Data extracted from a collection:
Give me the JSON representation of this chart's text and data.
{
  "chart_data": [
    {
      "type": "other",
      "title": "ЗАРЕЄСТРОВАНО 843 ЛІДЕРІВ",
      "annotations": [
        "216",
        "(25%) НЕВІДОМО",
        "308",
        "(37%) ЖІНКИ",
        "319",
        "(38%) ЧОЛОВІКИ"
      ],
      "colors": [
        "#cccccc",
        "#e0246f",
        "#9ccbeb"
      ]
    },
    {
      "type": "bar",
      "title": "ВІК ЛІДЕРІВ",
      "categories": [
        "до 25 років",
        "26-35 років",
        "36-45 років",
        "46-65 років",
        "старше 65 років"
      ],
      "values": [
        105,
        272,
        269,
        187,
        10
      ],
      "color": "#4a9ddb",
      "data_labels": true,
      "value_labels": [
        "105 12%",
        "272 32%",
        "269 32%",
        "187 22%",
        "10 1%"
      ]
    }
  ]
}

* What to do *
Print the material above once more, exactly.

* Reply to the task *
Give me the JSON representation of this chart's text and data.
{
  "chart_data": [
    {
      "type": "other",
      "title": "ЗАРЕЄСТРОВАНО 843 ЛІДЕРІВ",
      "annotations": [
        "216",
        "(25%) НЕВІДОМО",
        "308",
        "(37%) ЖІНКИ",
        "319",
        "(38%) ЧОЛОВІКИ"
      ],
      "colors": [
        "#cccccc",
        "#e0246f",
        "#9ccbeb"
      ]
    },
    {
      "type": "bar",
      "title": "ВІК ЛІДЕРІВ",
      "categories": [
        "до 25 років",
        "26-35 років",
        "36-45 років",
        "46-65 років",
        "старше 65 років"
      ],
      "values": [
        105,
        272,
        269,
        187,
        10
      ],
      "color": "#4a9ddb",
      "data_labels": true,
      "value_labels": [
        "105 12%",
        "272 32%",
        "269 32%",
        "187 22%",
        "10 1%"
      ]
    }
  ]
}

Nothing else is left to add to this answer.